**REQUIREMENTS:** Only lines with the string "source" matter here; gather them from the material below.
==*==
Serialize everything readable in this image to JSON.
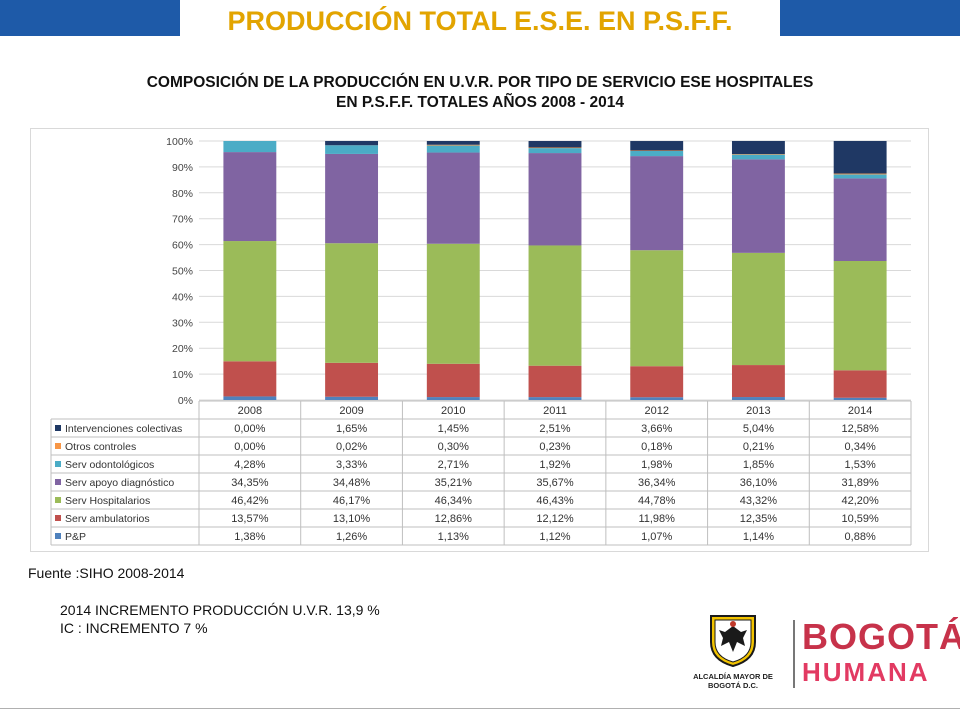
{
  "header": {
    "title": "PRODUCCIÓN  TOTAL E.S.E.  EN P.S.F.F."
  },
  "chart_data": {
    "type": "bar",
    "stacked": true,
    "title": "COMPOSICIÓN DE LA PRODUCCIÓN EN U.V.R. POR TIPO DE SERVICIO ESE HOSPITALES EN P.S.F.F. TOTALES AÑOS  2008 - 2014",
    "title_lines": [
      "COMPOSICIÓN DE LA PRODUCCIÓN EN U.V.R. POR TIPO DE SERVICIO ESE HOSPITALES",
      "EN P.S.F.F. TOTALES AÑOS  2008 - 2014"
    ],
    "categories": [
      "2008",
      "2009",
      "2010",
      "2011",
      "2012",
      "2013",
      "2014"
    ],
    "ylim": [
      0,
      100
    ],
    "y_ticks": [
      "0%",
      "10%",
      "20%",
      "30%",
      "40%",
      "50%",
      "60%",
      "70%",
      "80%",
      "90%",
      "100%"
    ],
    "grid": true,
    "legend": "data-table",
    "series": [
      {
        "name": "P&P",
        "color": "#4f81bd",
        "values": [
          1.38,
          1.26,
          1.13,
          1.12,
          1.07,
          1.14,
          0.88
        ],
        "labels": [
          "1,38%",
          "1,26%",
          "1,13%",
          "1,12%",
          "1,07%",
          "1,14%",
          "0,88%"
        ]
      },
      {
        "name": "Serv ambulatorios",
        "color": "#c0504d",
        "values": [
          13.57,
          13.1,
          12.86,
          12.12,
          11.98,
          12.35,
          10.59
        ],
        "labels": [
          "13,57%",
          "13,10%",
          "12,86%",
          "12,12%",
          "11,98%",
          "12,35%",
          "10,59%"
        ]
      },
      {
        "name": "Serv Hospitalarios",
        "color": "#9bbb59",
        "values": [
          46.42,
          46.17,
          46.34,
          46.43,
          44.78,
          43.32,
          42.2
        ],
        "labels": [
          "46,42%",
          "46,17%",
          "46,34%",
          "46,43%",
          "44,78%",
          "43,32%",
          "42,20%"
        ]
      },
      {
        "name": "Serv apoyo diagnóstico",
        "color": "#8064a2",
        "values": [
          34.35,
          34.48,
          35.21,
          35.67,
          36.34,
          36.1,
          31.89
        ],
        "labels": [
          "34,35%",
          "34,48%",
          "35,21%",
          "35,67%",
          "36,34%",
          "36,10%",
          "31,89%"
        ]
      },
      {
        "name": "Serv odontológicos",
        "color": "#4bacc6",
        "values": [
          4.28,
          3.33,
          2.71,
          1.92,
          1.98,
          1.85,
          1.53
        ],
        "labels": [
          "4,28%",
          "3,33%",
          "2,71%",
          "1,92%",
          "1,98%",
          "1,85%",
          "1,53%"
        ]
      },
      {
        "name": "Otros controles",
        "color": "#f79646",
        "values": [
          0.0,
          0.02,
          0.3,
          0.23,
          0.18,
          0.21,
          0.34
        ],
        "labels": [
          "0,00%",
          "0,02%",
          "0,30%",
          "0,23%",
          "0,18%",
          "0,21%",
          "0,34%"
        ]
      },
      {
        "name": "Intervenciones colectivas",
        "color": "#1f3864",
        "values": [
          0.0,
          1.65,
          1.45,
          2.51,
          3.66,
          5.04,
          12.58
        ],
        "labels": [
          "0,00%",
          "1,65%",
          "1,45%",
          "2,51%",
          "3,66%",
          "5,04%",
          "12,58%"
        ]
      }
    ]
  },
  "footer": {
    "source": "Fuente :SIHO 2008-2014",
    "note_line1": "2014 INCREMENTO PRODUCCIÓN U.V.R.  13,9 %",
    "note_line2": "IC : INCREMENTO 7 %"
  },
  "logos": {
    "alcaldia_caption": "ALCALDÍA MAYOR DE BOGOTÁ D.C.",
    "brand_word1": "BOGOTÁ",
    "brand_word2": "HUMANA"
  }
}
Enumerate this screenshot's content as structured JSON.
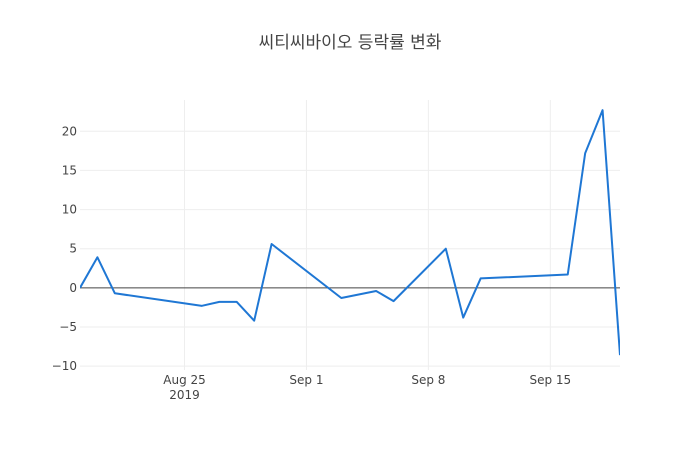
{
  "chart_data": {
    "type": "line",
    "title": "씨티씨바이오 등락률 변화",
    "xlabel": "",
    "ylabel": "",
    "x": [
      "2019-08-19",
      "2019-08-20",
      "2019-08-21",
      "2019-08-26",
      "2019-08-27",
      "2019-08-28",
      "2019-08-29",
      "2019-08-30",
      "2019-09-03",
      "2019-09-05",
      "2019-09-06",
      "2019-09-09",
      "2019-09-10",
      "2019-09-11",
      "2019-09-16",
      "2019-09-17",
      "2019-09-18",
      "2019-09-19"
    ],
    "series": [
      {
        "name": "",
        "color": "#1f77d4",
        "values": [
          0.0,
          3.9,
          -0.7,
          -2.3,
          -1.8,
          -1.8,
          -4.2,
          5.6,
          -1.3,
          -0.4,
          -1.7,
          5.0,
          -3.8,
          1.2,
          1.7,
          17.2,
          22.7,
          -8.6
        ]
      }
    ],
    "xlim": [
      "2019-08-19",
      "2019-09-19"
    ],
    "ylim": [
      -10.5,
      24
    ],
    "x_ticks": [
      {
        "date": "2019-08-25",
        "label": "Aug 25",
        "sublabel": "2019"
      },
      {
        "date": "2019-09-01",
        "label": "Sep 1",
        "sublabel": ""
      },
      {
        "date": "2019-09-08",
        "label": "Sep 8",
        "sublabel": ""
      },
      {
        "date": "2019-09-15",
        "label": "Sep 15",
        "sublabel": ""
      }
    ],
    "y_ticks": [
      -10,
      -5,
      0,
      5,
      10,
      15,
      20
    ],
    "grid": true,
    "legend": "none"
  }
}
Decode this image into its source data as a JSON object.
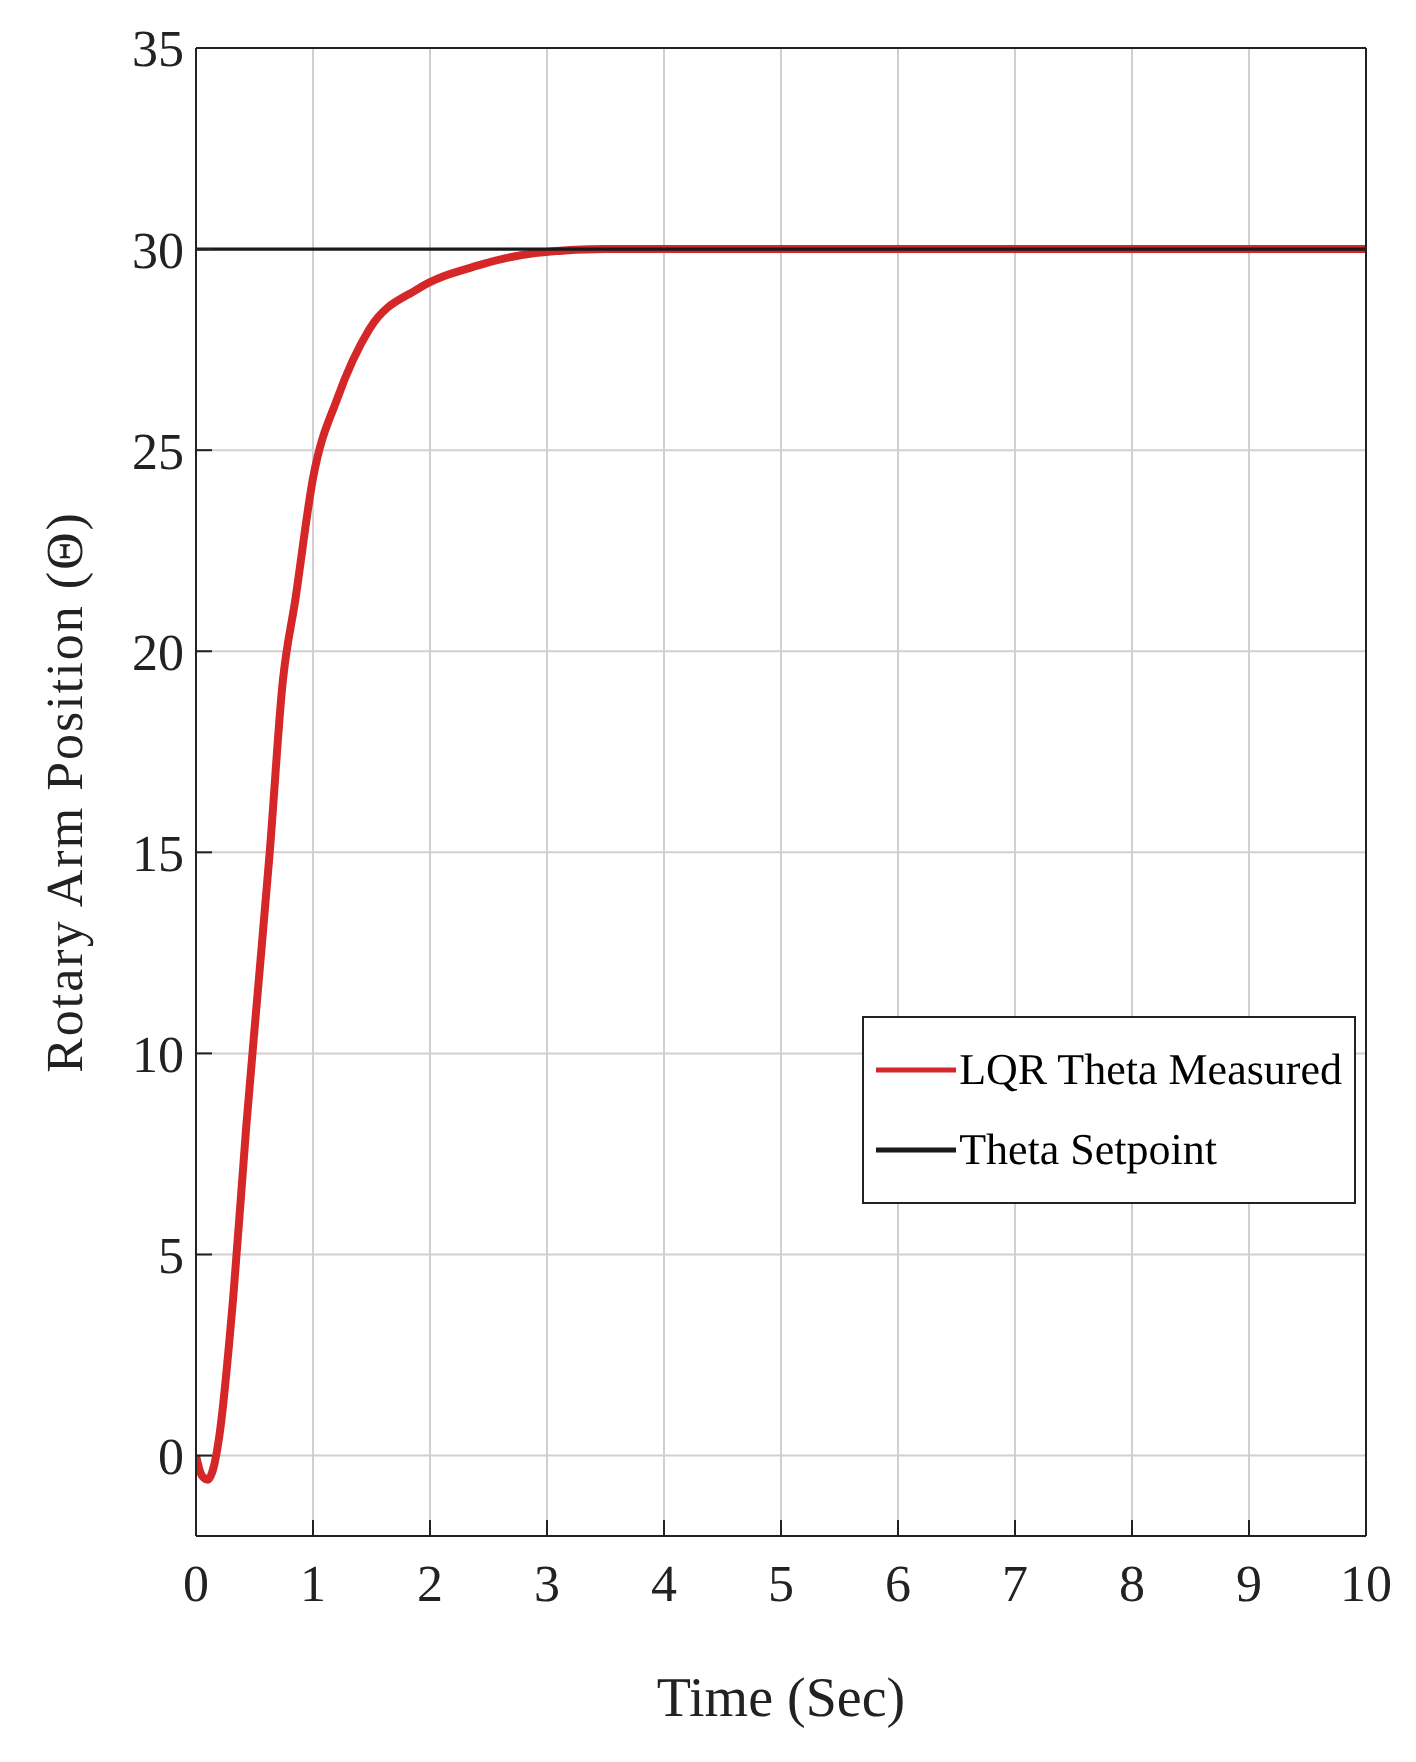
{
  "chart_data": {
    "type": "line",
    "xlabel": "Time (Sec)",
    "ylabel": "Rotary Arm Position (Θ)",
    "xlim": [
      0,
      10
    ],
    "ylim": [
      -2,
      35
    ],
    "xticks": [
      0,
      1,
      2,
      3,
      4,
      5,
      6,
      7,
      8,
      9,
      10
    ],
    "yticks": [
      0,
      5,
      10,
      15,
      20,
      25,
      30,
      35
    ],
    "grid": true,
    "legend": "right",
    "line_style": "solid",
    "series": [
      {
        "name": "LQR Theta Measured",
        "color": "#d62728",
        "x": [
          0,
          0.05,
          0.1,
          0.15,
          0.2,
          0.32,
          0.43,
          0.53,
          0.63,
          0.74,
          0.85,
          1.0,
          1.21,
          1.48,
          1.89,
          2.42,
          2.9,
          3.5,
          10
        ],
        "values": [
          0,
          -0.5,
          -0.6,
          -0.3,
          0.5,
          4.0,
          8.2,
          11.6,
          15,
          19.2,
          21.3,
          24.3,
          26.3,
          28.0,
          29.0,
          29.6,
          29.9,
          30,
          30
        ]
      },
      {
        "name": "Theta Setpoint",
        "color": "#1a1a1a",
        "x": [
          0,
          10
        ],
        "values": [
          30,
          30
        ]
      }
    ]
  }
}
==*==
**RESPONSE TO THIS TASK:**
    "source": "Fuente :SIHO 2008-2014",
Decode this image into its source data as a JSON object.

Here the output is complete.